## Exercise requirements
Copy out every line exactly as given.

## Record list
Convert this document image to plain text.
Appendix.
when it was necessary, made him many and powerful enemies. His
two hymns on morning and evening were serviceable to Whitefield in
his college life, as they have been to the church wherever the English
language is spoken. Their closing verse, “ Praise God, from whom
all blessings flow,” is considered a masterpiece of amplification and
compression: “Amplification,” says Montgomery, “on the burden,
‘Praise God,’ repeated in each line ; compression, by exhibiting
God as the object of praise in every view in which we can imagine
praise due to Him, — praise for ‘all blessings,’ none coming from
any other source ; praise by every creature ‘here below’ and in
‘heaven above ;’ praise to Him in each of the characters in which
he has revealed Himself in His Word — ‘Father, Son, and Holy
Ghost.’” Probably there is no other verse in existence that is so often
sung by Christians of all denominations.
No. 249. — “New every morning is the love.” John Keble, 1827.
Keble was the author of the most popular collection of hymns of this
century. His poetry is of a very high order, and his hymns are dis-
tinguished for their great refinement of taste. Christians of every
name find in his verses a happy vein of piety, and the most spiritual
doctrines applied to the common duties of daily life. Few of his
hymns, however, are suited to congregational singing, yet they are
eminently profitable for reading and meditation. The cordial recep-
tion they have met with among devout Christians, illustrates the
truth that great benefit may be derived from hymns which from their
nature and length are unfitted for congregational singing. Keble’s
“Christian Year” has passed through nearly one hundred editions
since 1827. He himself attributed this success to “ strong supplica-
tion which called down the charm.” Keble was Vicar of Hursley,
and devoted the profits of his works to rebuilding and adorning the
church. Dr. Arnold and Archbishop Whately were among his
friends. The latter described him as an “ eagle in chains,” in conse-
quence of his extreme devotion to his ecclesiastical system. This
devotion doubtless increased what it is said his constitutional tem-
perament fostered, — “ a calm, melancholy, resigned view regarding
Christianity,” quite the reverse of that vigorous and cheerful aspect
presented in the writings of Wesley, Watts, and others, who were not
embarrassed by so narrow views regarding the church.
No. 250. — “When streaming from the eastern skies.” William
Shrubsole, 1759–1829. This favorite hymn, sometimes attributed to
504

## Answer to this task
Convert this document image to plain text.
Appendix.
when it was necessary, made him many and powerful enemies. His
two hymns on morning and evening were serviceable to Whitefield in
his college life, as they have been to the church wherever the English
language is spoken. Their closing verse, “ Praise God, from whom
all blessings flow,” is considered a masterpiece of amplification and
compression: “Amplification,” says Montgomery, “on the burden,
‘Praise God,’ repeated in each line ; compression, by exhibiting
God as the object of praise in every view in which we can imagine
praise due to Him, — praise for ‘all blessings,’ none coming from
any other source ; praise by every creature ‘here below’ and in
‘heaven above ;’ praise to Him in each of the characters in which
he has revealed Himself in His Word — ‘Father, Son, and Holy
Ghost.’” Probably there is no other verse in existence that is so often
sung by Christians of all denominations.
No. 249. — “New every morning is the love.” John Keble, 1827.
Keble was the author of the most popular collection of hymns of this
century. His poetry is of a very high order, and his hymns are dis-
tinguished for their great refinement of taste. Christians of every
name find in his verses a happy vein of piety, and the most spiritual
doctrines applied to the common duties of daily life. Few of his
hymns, however, are suited to congregational singing, yet they are
eminently profitable for reading and meditation. The cordial recep-
tion they have met with among devout Christians, illustrates the
truth that great benefit may be derived from hymns which from their
nature and length are unfitted for congregational singing. Keble’s
“Christian Year” has passed through nearly one hundred editions
since 1827. He himself attributed this success to “ strong supplica-
tion which called down the charm.” Keble was Vicar of Hursley,
and devoted the profits of his works to rebuilding and adorning the
church. Dr. Arnold and Archbishop Whately were among his
friends. The latter described him as an “ eagle in chains,” in conse-
quence of his extreme devotion to his ecclesiastical system. This
devotion doubtless increased what it is said his constitutional tem-
perament fostered, — “ a calm, melancholy, resigned view regarding
Christianity,” quite the reverse of that vigorous and cheerful aspect
presented in the writings of Wesley, Watts, and others, who were not
embarrassed by so narrow views regarding the church.
No. 250. — “When streaming from the eastern skies.” William
Shrubsole, 1759–1829. This favorite hymn, sometimes attributed to
504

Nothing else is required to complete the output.